Job ->
Can you turn the material, from its first line through the line containing "body-line: vertido, afectando" (both included), into a JSON list of strings with one entry per line and no blank lines?

☆ ☆ ☆

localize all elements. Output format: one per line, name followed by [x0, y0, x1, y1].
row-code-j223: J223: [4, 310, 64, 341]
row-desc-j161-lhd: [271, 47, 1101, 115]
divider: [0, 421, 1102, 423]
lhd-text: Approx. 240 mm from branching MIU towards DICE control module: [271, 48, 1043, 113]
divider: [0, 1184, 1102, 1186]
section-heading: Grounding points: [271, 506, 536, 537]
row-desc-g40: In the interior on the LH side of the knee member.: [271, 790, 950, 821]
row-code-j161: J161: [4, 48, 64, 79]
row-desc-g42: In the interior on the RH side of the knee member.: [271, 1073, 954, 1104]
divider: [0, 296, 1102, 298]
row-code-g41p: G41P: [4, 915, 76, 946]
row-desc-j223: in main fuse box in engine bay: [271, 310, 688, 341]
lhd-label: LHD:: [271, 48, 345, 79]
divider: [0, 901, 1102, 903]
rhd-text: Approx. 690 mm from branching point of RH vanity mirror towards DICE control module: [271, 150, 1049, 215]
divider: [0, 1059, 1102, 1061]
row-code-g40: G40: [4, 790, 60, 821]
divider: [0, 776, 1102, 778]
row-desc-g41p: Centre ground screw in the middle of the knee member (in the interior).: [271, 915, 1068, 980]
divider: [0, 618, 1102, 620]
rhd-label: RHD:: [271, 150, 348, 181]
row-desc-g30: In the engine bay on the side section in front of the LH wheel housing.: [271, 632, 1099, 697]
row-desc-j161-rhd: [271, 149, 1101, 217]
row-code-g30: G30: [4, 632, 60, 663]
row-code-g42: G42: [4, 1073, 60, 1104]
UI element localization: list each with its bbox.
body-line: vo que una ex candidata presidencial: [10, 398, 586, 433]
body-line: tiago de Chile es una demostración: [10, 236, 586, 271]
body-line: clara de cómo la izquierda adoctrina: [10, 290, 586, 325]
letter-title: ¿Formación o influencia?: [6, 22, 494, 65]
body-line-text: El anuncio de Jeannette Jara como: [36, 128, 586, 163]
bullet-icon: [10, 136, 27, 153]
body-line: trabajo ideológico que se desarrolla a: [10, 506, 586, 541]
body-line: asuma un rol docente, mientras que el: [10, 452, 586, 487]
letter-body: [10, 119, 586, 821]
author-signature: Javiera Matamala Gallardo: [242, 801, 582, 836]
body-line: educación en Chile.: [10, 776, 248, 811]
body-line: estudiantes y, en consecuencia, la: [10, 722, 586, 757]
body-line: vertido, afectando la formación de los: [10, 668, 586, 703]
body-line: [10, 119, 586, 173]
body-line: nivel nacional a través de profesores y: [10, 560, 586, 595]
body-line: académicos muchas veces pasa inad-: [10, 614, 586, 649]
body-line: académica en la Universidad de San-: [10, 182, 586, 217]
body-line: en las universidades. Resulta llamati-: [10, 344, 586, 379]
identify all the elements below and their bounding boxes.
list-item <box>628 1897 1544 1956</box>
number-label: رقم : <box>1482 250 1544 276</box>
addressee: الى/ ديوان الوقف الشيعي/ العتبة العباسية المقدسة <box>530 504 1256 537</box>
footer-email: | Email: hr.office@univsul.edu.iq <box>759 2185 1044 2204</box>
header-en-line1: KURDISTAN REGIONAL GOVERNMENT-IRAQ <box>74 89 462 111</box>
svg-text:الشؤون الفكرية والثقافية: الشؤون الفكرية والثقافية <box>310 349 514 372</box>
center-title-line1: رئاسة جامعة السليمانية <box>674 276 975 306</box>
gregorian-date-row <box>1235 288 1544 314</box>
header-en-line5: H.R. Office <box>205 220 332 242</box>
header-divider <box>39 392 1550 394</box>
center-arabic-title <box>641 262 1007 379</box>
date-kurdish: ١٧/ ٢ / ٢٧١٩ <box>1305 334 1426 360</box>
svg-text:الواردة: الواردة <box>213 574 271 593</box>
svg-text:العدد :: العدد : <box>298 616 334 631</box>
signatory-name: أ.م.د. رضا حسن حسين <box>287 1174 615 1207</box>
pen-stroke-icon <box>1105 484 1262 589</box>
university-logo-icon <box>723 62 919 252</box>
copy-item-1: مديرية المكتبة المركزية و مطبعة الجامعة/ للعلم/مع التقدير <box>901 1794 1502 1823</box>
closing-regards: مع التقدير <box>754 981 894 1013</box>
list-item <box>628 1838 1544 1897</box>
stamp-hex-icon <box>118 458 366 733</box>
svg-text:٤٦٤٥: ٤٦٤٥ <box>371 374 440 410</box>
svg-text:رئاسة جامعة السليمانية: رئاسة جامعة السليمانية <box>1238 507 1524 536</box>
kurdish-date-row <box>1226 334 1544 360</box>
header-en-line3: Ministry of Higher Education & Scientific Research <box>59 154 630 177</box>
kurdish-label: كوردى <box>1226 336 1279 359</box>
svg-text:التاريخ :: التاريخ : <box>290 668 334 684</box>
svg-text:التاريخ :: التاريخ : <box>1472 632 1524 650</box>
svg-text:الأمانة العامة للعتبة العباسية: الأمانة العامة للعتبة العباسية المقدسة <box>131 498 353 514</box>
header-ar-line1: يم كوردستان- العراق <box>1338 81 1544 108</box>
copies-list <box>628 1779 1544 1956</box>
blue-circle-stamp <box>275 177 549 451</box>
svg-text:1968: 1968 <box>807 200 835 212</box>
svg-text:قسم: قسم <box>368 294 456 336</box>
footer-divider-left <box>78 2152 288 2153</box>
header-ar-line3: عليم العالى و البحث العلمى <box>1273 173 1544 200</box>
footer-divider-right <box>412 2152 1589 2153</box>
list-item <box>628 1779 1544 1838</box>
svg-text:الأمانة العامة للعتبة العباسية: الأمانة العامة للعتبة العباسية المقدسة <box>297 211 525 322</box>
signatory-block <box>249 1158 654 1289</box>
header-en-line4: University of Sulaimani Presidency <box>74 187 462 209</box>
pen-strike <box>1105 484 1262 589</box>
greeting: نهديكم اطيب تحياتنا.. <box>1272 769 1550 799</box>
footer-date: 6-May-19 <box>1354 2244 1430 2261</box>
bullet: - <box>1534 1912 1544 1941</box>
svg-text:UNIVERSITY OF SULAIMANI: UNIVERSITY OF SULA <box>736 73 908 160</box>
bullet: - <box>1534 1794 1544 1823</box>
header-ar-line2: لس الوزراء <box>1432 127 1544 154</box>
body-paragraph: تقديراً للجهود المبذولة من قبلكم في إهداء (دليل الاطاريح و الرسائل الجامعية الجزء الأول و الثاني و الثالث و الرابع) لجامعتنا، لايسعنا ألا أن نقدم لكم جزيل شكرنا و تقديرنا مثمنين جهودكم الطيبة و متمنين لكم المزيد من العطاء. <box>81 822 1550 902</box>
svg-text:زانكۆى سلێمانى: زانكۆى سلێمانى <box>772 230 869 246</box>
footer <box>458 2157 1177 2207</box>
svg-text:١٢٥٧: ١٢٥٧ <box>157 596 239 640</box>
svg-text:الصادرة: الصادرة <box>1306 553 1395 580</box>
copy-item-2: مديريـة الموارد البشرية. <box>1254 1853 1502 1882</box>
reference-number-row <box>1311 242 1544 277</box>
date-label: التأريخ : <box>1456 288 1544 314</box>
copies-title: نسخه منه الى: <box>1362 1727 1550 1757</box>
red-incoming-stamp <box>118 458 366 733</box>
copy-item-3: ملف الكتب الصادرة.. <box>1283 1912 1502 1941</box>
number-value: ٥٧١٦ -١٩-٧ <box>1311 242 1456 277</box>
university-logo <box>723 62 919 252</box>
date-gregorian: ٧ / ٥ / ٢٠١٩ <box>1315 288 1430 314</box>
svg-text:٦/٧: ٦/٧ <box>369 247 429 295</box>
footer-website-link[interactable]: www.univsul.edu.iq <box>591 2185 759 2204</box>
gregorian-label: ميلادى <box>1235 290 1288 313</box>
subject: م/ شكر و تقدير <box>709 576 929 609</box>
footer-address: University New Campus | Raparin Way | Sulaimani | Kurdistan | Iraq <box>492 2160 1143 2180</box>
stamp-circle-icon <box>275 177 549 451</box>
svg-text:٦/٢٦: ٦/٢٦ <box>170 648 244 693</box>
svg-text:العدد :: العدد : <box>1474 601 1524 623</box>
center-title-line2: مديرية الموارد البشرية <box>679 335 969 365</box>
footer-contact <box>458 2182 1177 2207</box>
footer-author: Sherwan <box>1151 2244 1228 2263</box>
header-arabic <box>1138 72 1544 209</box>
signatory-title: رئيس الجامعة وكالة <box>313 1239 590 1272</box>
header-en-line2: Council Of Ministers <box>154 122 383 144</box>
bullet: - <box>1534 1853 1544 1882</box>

☆ ☆ ☆

Solution to the exercise ->
[
  "localize all elements. Output format: one per line, name followed by [x0, y0, x1, y1].",
  "row-code-j223: J223: [4, 310, 64, 341]",
  "row-desc-j161-lhd: [271, 47, 1101, 115]",
  "divider: [0, 421, 1102, 423]",
  "lhd-text: Approx. 240 mm from branching MIU towards DICE control module: [271, 48, 1043, 113]",
  "divider: [0, 1184, 1102, 1186]",
  "section-heading: Grounding points: [271, 506, 536, 537]",
  "row-desc-g40: In the interior on the LH side of the knee member.: [271, 790, 950, 821]",
  "row-code-j161: J161: [4, 48, 64, 79]",
  "row-desc-g42: In the interior on the RH side of the knee member.: [271, 1073, 954, 1104]",
  "divider: [0, 296, 1102, 298]",
  "row-code-g41p: G41P: [4, 915, 76, 946]",
  "row-desc-j223: in main fuse box in engine bay: [271, 310, 688, 341]",
  "lhd-label: LHD:: [271, 48, 345, 79]",
  "divider: [0, 901, 1102, 903]",
  "rhd-text: Approx. 690 mm from branching point of RH vanity mirror towards DICE control module: [271, 150, 1049, 215]",
  "divider: [0, 1059, 1102, 1061]",
  "row-code-g40: G40: [4, 790, 60, 821]",
  "divider: [0, 776, 1102, 778]",
  "row-desc-g41p: Centre ground screw in the middle of the knee member (in the interior).: [271, 915, 1068, 980]",
  "divider: [0, 618, 1102, 620]",
  "rhd-label: RHD:: [271, 150, 348, 181]",
  "row-desc-g30: In the engine bay on the side section in front of the LH wheel housing.: [271, 632, 1099, 697]",
  "row-desc-j161-rhd: [271, 149, 1101, 217]",
  "row-code-g30: G30: [4, 632, 60, 663]",
  "row-code-g42: G42: [4, 1073, 60, 1104]",
  "UI element localization: list each with its bbox.",
  "body-line: vo que una ex candidata presidencial: [10, 398, 586, 433]",
  "body-line: tiago de Chile es una demostración: [10, 236, 586, 271]",
  "body-line: clara de cómo la izquierda adoctrina: [10, 290, 586, 325]",
  "letter-title: ¿Formación o influencia?: [6, 22, 494, 65]",
  "body-line-text: El anuncio de Jeannette Jara como: [36, 128, 586, 163]",
  "bullet-icon: [10, 136, 27, 153]",
  "body-line: trabajo ideológico que se desarrolla a: [10, 506, 586, 541]",
  "body-line: asuma un rol docente, mientras que el: [10, 452, 586, 487]",
  "letter-body: [10, 119, 586, 821]",
  "author-signature: Javiera Matamala Gallardo: [242, 801, 582, 836]",
  "body-line: educación en Chile.: [10, 776, 248, 811]",
  "body-line: estudiantes y, en consecuencia, la: [10, 722, 586, 757]",
  "body-line: vertido, afectando la formación de los: [10, 668, 586, 703]"
]